Which lines hold the string "MZpack"? Copy every one of them.
BEGIN Data for processing
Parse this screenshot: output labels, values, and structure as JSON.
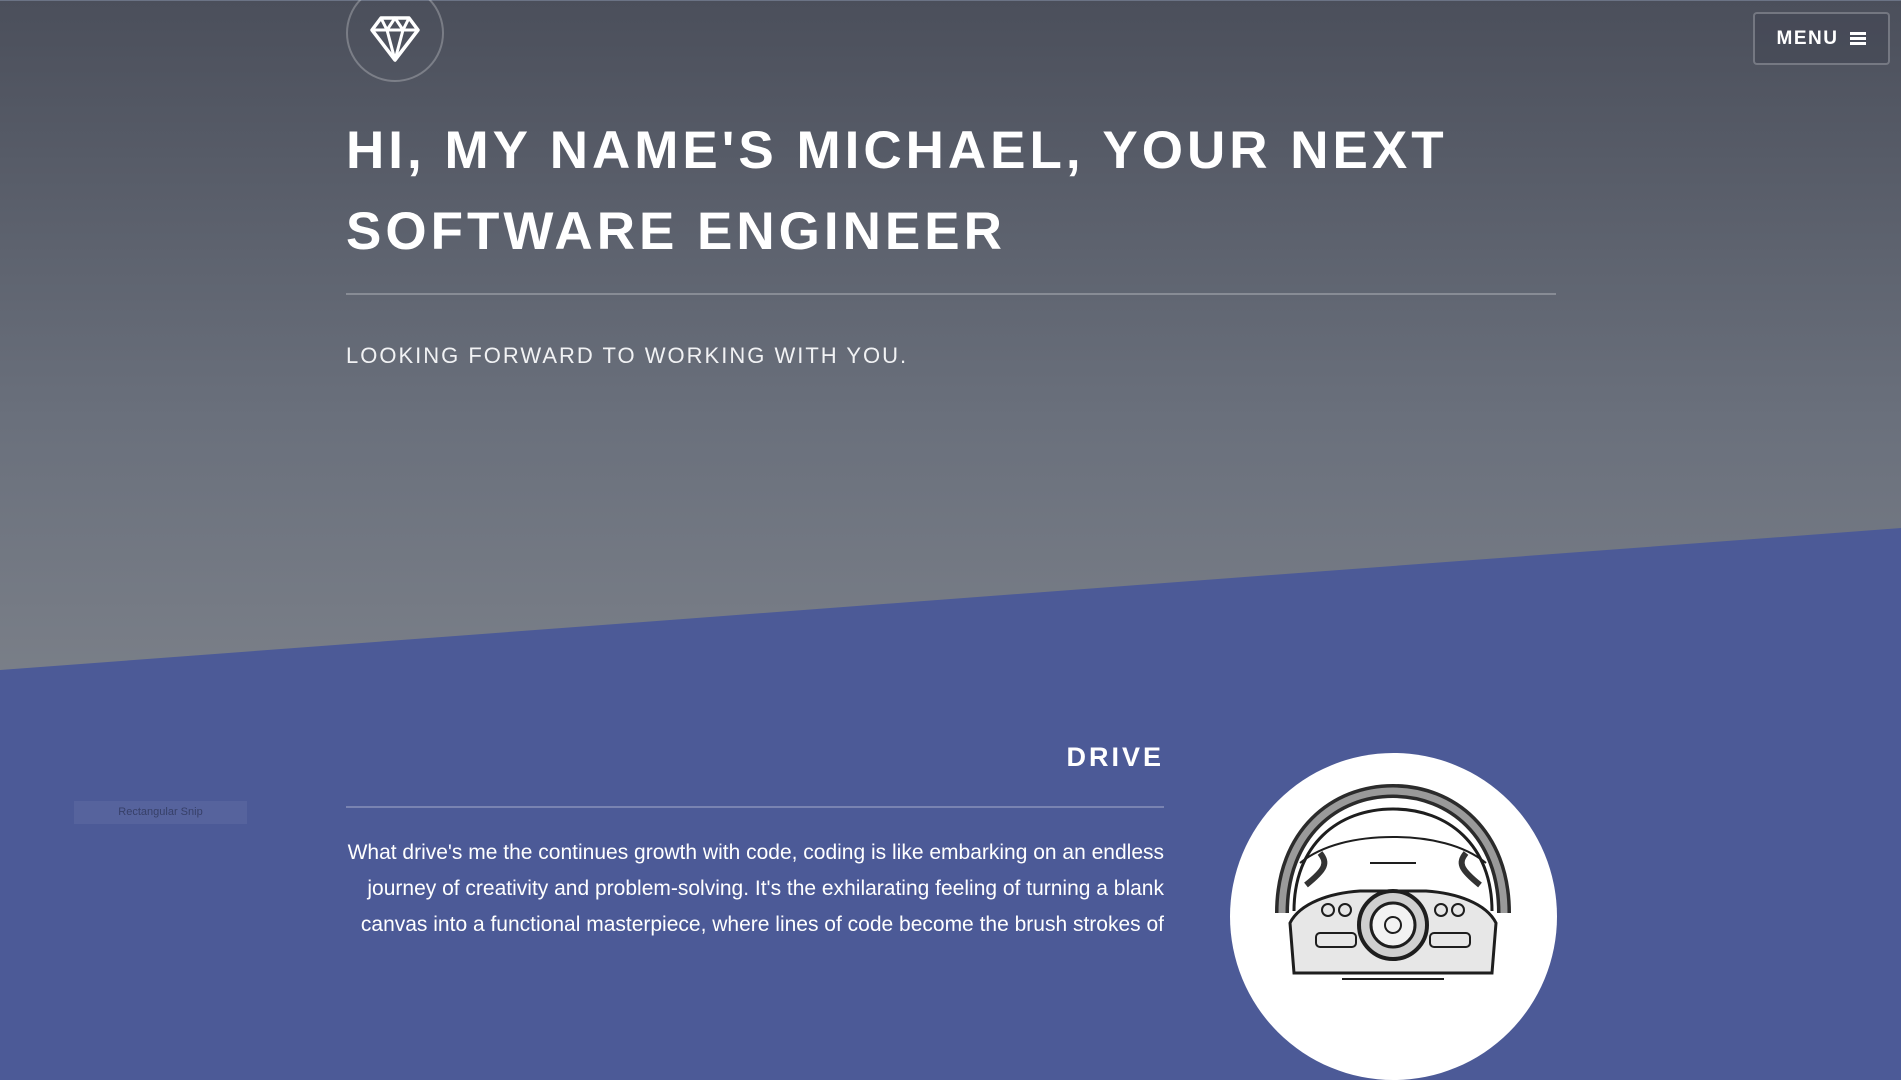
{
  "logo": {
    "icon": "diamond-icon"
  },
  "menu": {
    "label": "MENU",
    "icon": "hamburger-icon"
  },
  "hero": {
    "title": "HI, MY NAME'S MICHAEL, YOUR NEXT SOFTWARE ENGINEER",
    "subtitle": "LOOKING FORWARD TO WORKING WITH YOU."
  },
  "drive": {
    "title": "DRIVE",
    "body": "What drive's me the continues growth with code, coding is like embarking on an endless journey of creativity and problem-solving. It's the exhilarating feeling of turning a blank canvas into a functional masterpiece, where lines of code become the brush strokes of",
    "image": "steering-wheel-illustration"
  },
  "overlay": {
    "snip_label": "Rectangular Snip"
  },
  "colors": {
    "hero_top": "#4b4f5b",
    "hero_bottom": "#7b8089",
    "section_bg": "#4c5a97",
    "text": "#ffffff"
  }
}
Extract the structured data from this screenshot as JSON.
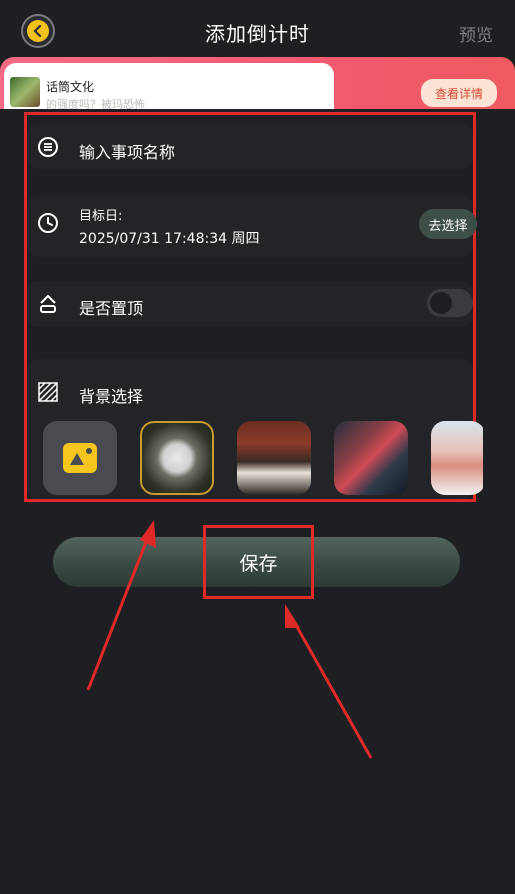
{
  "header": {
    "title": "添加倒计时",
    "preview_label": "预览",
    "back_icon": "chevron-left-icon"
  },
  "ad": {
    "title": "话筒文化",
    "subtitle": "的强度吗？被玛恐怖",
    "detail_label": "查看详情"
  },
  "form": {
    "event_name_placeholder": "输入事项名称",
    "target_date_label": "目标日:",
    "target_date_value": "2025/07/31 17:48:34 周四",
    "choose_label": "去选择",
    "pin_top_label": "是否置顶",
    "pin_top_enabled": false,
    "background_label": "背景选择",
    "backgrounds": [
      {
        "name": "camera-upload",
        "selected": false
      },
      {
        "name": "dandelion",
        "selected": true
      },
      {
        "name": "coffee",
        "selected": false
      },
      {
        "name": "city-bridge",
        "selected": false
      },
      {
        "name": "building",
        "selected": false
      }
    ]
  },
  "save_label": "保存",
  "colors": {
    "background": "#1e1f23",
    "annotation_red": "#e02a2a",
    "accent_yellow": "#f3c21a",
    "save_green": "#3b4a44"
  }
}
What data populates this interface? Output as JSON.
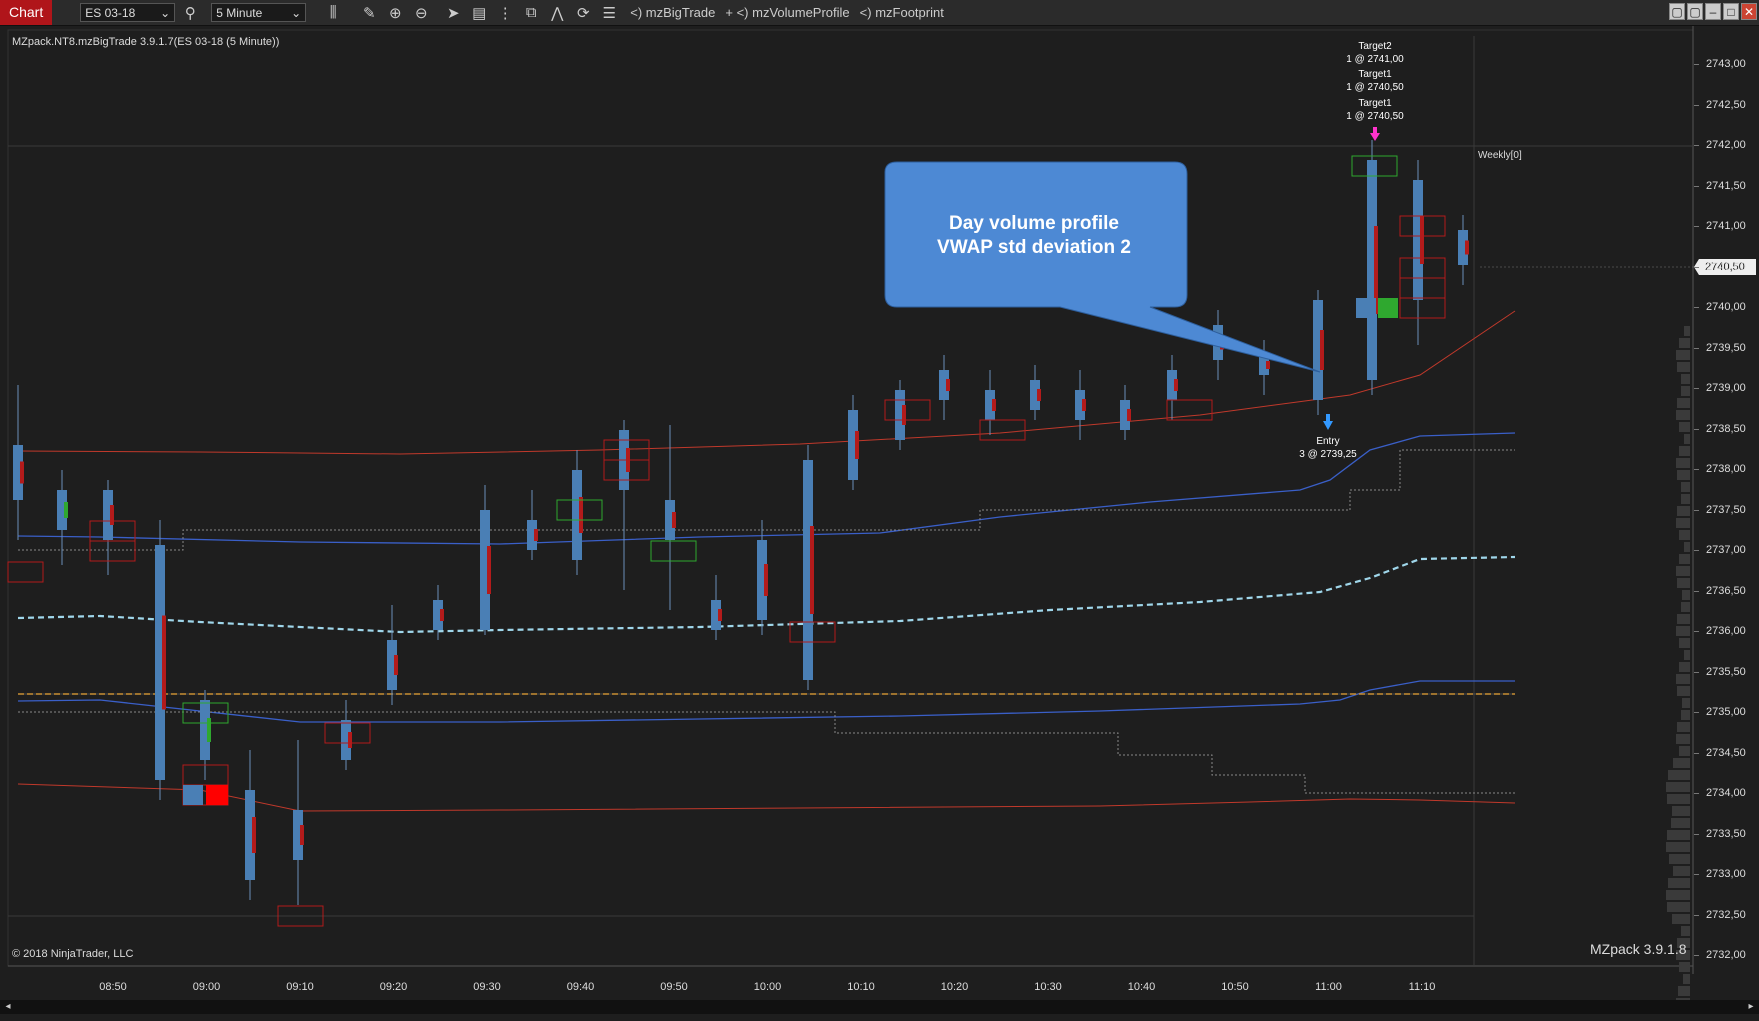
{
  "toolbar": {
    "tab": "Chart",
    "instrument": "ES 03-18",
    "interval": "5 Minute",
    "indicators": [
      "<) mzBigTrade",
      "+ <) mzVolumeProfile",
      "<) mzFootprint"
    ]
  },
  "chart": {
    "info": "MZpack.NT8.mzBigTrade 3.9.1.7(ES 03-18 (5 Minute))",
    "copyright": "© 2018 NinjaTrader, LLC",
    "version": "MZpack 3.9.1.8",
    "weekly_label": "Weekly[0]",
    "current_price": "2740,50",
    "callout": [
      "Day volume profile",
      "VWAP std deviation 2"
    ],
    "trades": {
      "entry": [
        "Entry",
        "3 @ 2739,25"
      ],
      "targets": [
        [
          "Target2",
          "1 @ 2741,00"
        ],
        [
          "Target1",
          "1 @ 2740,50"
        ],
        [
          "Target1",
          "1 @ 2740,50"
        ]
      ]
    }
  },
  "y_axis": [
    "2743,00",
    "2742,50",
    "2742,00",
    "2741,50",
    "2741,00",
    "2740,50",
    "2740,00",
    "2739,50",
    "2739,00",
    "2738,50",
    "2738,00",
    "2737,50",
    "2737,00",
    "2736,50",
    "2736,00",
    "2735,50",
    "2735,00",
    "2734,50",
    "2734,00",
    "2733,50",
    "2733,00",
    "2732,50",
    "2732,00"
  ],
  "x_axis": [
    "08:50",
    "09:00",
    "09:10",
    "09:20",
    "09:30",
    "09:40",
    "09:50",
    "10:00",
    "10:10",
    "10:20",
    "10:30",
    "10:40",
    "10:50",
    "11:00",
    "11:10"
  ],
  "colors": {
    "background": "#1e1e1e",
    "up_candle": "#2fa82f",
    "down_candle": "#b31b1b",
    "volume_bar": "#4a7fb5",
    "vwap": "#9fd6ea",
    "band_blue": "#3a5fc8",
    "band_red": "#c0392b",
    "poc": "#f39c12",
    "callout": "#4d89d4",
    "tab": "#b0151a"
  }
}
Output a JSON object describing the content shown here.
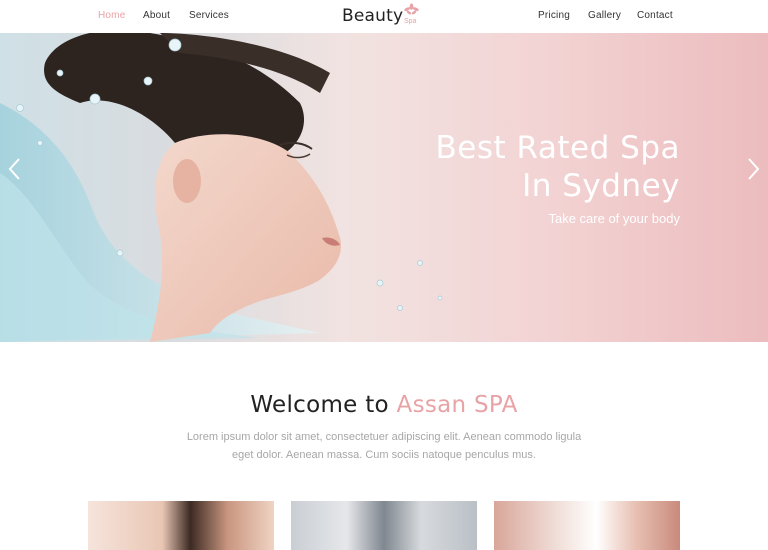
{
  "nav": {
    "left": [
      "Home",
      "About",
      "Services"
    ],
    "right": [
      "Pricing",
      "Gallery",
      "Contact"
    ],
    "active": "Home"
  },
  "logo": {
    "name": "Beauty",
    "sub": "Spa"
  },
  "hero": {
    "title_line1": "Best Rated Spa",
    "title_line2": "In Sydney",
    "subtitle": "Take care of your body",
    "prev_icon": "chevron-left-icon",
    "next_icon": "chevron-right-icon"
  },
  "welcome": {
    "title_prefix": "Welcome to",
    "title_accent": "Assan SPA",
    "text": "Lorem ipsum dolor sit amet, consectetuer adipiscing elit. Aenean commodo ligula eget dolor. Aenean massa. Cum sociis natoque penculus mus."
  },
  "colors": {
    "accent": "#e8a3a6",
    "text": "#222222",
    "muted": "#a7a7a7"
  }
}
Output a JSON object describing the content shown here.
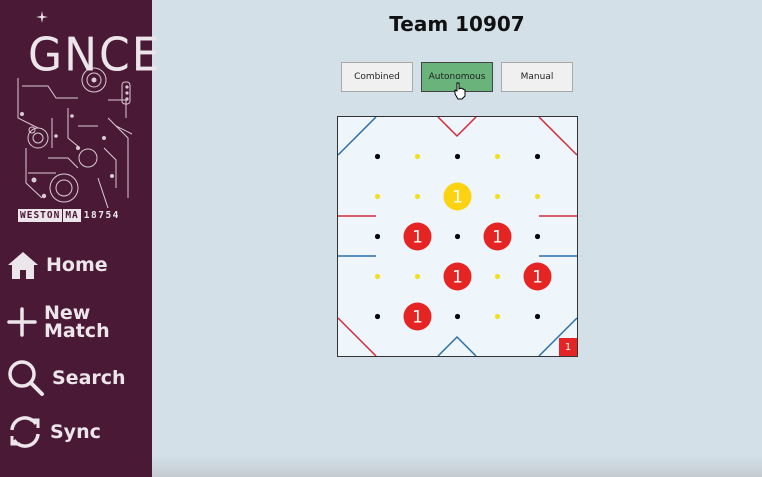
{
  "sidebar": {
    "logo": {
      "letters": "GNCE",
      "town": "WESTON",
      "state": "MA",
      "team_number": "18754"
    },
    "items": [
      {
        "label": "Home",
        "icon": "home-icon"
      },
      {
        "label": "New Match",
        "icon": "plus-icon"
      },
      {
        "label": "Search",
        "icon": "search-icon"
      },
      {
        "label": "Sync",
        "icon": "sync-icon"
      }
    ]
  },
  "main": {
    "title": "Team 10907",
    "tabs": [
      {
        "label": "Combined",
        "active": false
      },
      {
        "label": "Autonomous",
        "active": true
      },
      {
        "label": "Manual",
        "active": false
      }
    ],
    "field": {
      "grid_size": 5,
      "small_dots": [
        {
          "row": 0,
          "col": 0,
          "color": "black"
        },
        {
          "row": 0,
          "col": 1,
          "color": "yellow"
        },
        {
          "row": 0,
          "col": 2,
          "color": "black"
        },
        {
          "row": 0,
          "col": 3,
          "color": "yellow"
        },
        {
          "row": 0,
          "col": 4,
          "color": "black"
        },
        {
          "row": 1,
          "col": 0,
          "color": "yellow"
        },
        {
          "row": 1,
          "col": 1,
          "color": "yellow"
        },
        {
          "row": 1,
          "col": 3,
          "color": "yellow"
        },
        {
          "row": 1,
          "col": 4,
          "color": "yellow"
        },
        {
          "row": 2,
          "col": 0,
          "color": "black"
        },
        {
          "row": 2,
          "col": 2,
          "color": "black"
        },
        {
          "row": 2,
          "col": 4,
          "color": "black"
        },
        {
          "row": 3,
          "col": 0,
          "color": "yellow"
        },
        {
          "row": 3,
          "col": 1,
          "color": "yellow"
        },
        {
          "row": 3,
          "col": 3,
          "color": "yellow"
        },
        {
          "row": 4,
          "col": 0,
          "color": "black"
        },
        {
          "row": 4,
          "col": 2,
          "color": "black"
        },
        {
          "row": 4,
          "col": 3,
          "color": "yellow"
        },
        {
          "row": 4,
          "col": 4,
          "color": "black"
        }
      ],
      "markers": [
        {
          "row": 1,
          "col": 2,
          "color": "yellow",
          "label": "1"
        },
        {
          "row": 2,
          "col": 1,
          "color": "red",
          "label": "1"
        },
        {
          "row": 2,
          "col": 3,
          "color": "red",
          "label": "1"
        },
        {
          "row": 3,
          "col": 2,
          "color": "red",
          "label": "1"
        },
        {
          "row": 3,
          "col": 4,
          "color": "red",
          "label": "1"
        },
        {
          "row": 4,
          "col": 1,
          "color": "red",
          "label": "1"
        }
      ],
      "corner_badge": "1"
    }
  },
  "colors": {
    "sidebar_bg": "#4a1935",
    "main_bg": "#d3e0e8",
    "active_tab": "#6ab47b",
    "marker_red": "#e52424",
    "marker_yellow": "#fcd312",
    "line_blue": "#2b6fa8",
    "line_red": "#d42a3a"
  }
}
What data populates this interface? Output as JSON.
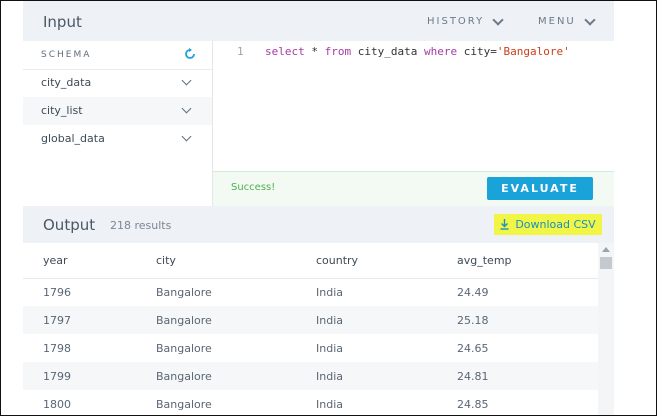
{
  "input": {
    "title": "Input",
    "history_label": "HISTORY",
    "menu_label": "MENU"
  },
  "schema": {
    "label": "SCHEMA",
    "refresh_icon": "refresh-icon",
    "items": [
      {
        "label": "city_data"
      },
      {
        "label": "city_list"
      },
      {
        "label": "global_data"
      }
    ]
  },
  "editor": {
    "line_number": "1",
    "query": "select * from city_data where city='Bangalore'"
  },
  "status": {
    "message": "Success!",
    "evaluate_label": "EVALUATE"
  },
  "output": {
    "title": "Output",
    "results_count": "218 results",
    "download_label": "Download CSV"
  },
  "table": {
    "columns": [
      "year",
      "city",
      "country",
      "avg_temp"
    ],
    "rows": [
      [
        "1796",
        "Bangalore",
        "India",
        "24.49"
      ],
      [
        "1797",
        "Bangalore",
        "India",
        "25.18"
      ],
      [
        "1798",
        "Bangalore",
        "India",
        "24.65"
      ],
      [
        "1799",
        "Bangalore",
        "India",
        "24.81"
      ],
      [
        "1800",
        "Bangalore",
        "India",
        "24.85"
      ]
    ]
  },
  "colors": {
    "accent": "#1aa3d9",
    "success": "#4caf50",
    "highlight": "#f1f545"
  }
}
END Data for processing
:: Exercise solution ::
    "info": "MZpack.NT8.mzBigTrade 3.9.1.7(ES 03-18 (5 Minute))",
    "version": "MZpack 3.9.1.8",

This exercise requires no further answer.